begin

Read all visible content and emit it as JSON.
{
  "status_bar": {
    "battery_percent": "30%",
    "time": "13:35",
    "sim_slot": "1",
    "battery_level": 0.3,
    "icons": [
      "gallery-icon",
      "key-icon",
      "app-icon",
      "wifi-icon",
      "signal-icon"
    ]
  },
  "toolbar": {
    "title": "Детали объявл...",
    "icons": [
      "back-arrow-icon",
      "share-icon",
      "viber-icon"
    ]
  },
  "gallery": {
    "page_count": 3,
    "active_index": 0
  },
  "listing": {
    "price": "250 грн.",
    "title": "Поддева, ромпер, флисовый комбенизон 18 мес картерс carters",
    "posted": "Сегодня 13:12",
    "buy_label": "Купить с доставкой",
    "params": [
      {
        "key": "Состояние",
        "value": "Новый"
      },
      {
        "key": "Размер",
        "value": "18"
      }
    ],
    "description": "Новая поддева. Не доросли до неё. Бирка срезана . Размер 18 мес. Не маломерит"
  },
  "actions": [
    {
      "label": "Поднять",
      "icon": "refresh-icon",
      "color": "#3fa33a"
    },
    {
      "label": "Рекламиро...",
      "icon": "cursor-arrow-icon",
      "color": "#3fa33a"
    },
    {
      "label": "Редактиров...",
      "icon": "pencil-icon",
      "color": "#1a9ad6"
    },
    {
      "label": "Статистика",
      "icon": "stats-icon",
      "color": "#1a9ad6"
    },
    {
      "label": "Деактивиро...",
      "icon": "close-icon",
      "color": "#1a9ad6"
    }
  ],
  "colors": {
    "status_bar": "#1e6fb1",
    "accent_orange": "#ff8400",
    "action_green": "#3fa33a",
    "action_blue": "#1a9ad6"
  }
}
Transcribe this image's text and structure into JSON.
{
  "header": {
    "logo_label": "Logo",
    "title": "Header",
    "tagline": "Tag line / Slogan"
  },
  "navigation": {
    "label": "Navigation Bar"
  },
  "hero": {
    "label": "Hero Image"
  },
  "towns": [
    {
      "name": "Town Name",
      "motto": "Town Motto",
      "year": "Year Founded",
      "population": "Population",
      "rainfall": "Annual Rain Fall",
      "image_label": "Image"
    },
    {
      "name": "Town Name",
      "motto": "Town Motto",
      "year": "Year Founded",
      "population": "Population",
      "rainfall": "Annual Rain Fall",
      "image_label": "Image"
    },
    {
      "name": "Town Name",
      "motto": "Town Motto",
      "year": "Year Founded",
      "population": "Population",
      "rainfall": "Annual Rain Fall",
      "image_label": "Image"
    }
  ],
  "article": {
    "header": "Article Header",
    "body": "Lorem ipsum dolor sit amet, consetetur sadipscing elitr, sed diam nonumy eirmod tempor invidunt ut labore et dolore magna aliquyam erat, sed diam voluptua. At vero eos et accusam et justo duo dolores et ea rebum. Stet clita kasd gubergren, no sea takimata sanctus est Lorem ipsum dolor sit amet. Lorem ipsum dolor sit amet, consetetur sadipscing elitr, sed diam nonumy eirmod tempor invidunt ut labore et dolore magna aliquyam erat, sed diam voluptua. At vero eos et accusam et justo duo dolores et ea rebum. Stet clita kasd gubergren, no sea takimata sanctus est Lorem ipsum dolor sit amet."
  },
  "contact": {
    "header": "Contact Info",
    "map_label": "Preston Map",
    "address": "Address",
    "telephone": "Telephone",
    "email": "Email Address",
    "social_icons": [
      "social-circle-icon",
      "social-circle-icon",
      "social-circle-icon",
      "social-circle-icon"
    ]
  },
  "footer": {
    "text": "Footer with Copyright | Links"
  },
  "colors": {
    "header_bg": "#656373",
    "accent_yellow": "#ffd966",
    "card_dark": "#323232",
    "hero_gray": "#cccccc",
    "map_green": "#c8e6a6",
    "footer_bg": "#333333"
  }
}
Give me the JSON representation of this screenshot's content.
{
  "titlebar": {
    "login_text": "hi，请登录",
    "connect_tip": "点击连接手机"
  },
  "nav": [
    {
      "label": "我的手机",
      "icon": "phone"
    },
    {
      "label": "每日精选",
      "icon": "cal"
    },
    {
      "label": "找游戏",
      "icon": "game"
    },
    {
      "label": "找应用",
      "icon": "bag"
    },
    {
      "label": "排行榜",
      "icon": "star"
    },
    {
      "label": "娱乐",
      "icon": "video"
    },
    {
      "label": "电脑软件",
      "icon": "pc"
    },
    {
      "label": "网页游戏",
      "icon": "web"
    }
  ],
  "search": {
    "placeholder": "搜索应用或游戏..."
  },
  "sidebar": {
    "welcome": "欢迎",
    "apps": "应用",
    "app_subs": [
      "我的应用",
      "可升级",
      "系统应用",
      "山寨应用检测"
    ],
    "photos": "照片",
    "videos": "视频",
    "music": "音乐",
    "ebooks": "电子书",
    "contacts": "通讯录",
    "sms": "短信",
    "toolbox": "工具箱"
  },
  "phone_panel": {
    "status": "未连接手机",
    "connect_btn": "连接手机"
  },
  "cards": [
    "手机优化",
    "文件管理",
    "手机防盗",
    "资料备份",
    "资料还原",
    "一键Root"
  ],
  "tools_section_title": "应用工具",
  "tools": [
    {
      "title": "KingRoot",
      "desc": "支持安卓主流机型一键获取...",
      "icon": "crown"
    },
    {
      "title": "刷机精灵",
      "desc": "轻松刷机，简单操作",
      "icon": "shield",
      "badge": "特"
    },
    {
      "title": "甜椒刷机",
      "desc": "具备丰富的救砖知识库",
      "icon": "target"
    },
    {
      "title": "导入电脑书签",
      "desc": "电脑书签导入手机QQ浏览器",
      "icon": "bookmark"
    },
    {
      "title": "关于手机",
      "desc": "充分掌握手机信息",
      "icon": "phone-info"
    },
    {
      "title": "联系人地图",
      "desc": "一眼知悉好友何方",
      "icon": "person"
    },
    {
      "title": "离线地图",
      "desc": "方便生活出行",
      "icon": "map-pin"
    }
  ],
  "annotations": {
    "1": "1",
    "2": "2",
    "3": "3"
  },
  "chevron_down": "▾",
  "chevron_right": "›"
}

end

> **The request**
Set down each entry again, unchanged.

> **Task output**
Read all visible content and emit it as JSON.
{
  "status_bar": {
    "battery_percent": "30%",
    "time": "13:35",
    "sim_slot": "1",
    "battery_level": 0.3,
    "icons": [
      "gallery-icon",
      "key-icon",
      "app-icon",
      "wifi-icon",
      "signal-icon"
    ]
  },
  "toolbar": {
    "title": "Детали объявл...",
    "icons": [
      "back-arrow-icon",
      "share-icon",
      "viber-icon"
    ]
  },
  "gallery": {
    "page_count": 3,
    "active_index": 0
  },
  "listing": {
    "price": "250 грн.",
    "title": "Поддева, ромпер, флисовый комбенизон 18 мес картерс carters",
    "posted": "Сегодня 13:12",
    "buy_label": "Купить с доставкой",
    "params": [
      {
        "key": "Состояние",
        "value": "Новый"
      },
      {
        "key": "Размер",
        "value": "18"
      }
    ],
    "description": "Новая поддева. Не доросли до неё. Бирка срезана . Размер 18 мес. Не маломерит"
  },
  "actions": [
    {
      "label": "Поднять",
      "icon": "refresh-icon",
      "color": "#3fa33a"
    },
    {
      "label": "Рекламиро...",
      "icon": "cursor-arrow-icon",
      "color": "#3fa33a"
    },
    {
      "label": "Редактиров...",
      "icon": "pencil-icon",
      "color": "#1a9ad6"
    },
    {
      "label": "Статистика",
      "icon": "stats-icon",
      "color": "#1a9ad6"
    },
    {
      "label": "Деактивиро...",
      "icon": "close-icon",
      "color": "#1a9ad6"
    }
  ],
  "colors": {
    "status_bar": "#1e6fb1",
    "accent_orange": "#ff8400",
    "action_green": "#3fa33a",
    "action_blue": "#1a9ad6"
  }
}
Transcribe this image's text and structure into JSON.
{
  "header": {
    "logo_label": "Logo",
    "title": "Header",
    "tagline": "Tag line / Slogan"
  },
  "navigation": {
    "label": "Navigation Bar"
  },
  "hero": {
    "label": "Hero Image"
  },
  "towns": [
    {
      "name": "Town Name",
      "motto": "Town Motto",
      "year": "Year Founded",
      "population": "Population",
      "rainfall": "Annual Rain Fall",
      "image_label": "Image"
    },
    {
      "name": "Town Name",
      "motto": "Town Motto",
      "year": "Year Founded",
      "population": "Population",
      "rainfall": "Annual Rain Fall",
      "image_label": "Image"
    },
    {
      "name": "Town Name",
      "motto": "Town Motto",
      "year": "Year Founded",
      "population": "Population",
      "rainfall": "Annual Rain Fall",
      "image_label": "Image"
    }
  ],
  "article": {
    "header": "Article Header",
    "body": "Lorem ipsum dolor sit amet, consetetur sadipscing elitr, sed diam nonumy eirmod tempor invidunt ut labore et dolore magna aliquyam erat, sed diam voluptua. At vero eos et accusam et justo duo dolores et ea rebum. Stet clita kasd gubergren, no sea takimata sanctus est Lorem ipsum dolor sit amet. Lorem ipsum dolor sit amet, consetetur sadipscing elitr, sed diam nonumy eirmod tempor invidunt ut labore et dolore magna aliquyam erat, sed diam voluptua. At vero eos et accusam et justo duo dolores et ea rebum. Stet clita kasd gubergren, no sea takimata sanctus est Lorem ipsum dolor sit amet."
  },
  "contact": {
    "header": "Contact Info",
    "map_label": "Preston Map",
    "address": "Address",
    "telephone": "Telephone",
    "email": "Email Address",
    "social_icons": [
      "social-circle-icon",
      "social-circle-icon",
      "social-circle-icon",
      "social-circle-icon"
    ]
  },
  "footer": {
    "text": "Footer with Copyright | Links"
  },
  "colors": {
    "header_bg": "#656373",
    "accent_yellow": "#ffd966",
    "card_dark": "#323232",
    "hero_gray": "#cccccc",
    "map_green": "#c8e6a6",
    "footer_bg": "#333333"
  }
}
Give me the JSON representation of this screenshot's content.
{
  "titlebar": {
    "login_text": "hi，请登录",
    "connect_tip": "点击连接手机"
  },
  "nav": [
    {
      "label": "我的手机",
      "icon": "phone"
    },
    {
      "label": "每日精选",
      "icon": "cal"
    },
    {
      "label": "找游戏",
      "icon": "game"
    },
    {
      "label": "找应用",
      "icon": "bag"
    },
    {
      "label": "排行榜",
      "icon": "star"
    },
    {
      "label": "娱乐",
      "icon": "video"
    },
    {
      "label": "电脑软件",
      "icon": "pc"
    },
    {
      "label": "网页游戏",
      "icon": "web"
    }
  ],
  "search": {
    "placeholder": "搜索应用或游戏..."
  },
  "sidebar": {
    "welcome": "欢迎",
    "apps": "应用",
    "app_subs": [
      "我的应用",
      "可升级",
      "系统应用",
      "山寨应用检测"
    ],
    "photos": "照片",
    "videos": "视频",
    "music": "音乐",
    "ebooks": "电子书",
    "contacts": "通讯录",
    "sms": "短信",
    "toolbox": "工具箱"
  },
  "phone_panel": {
    "status": "未连接手机",
    "connect_btn": "连接手机"
  },
  "cards": [
    "手机优化",
    "文件管理",
    "手机防盗",
    "资料备份",
    "资料还原",
    "一键Root"
  ],
  "tools_section_title": "应用工具",
  "tools": [
    {
      "title": "KingRoot",
      "desc": "支持安卓主流机型一键获取...",
      "icon": "crown"
    },
    {
      "title": "刷机精灵",
      "desc": "轻松刷机，简单操作",
      "icon": "shield",
      "badge": "特"
    },
    {
      "title": "甜椒刷机",
      "desc": "具备丰富的救砖知识库",
      "icon": "target"
    },
    {
      "title": "导入电脑书签",
      "desc": "电脑书签导入手机QQ浏览器",
      "icon": "bookmark"
    },
    {
      "title": "关于手机",
      "desc": "充分掌握手机信息",
      "icon": "phone-info"
    },
    {
      "title": "联系人地图",
      "desc": "一眼知悉好友何方",
      "icon": "person"
    },
    {
      "title": "离线地图",
      "desc": "方便生活出行",
      "icon": "map-pin"
    }
  ],
  "annotations": {
    "1": "1",
    "2": "2",
    "3": "3"
  },
  "chevron_down": "▾",
  "chevron_right": "›"
}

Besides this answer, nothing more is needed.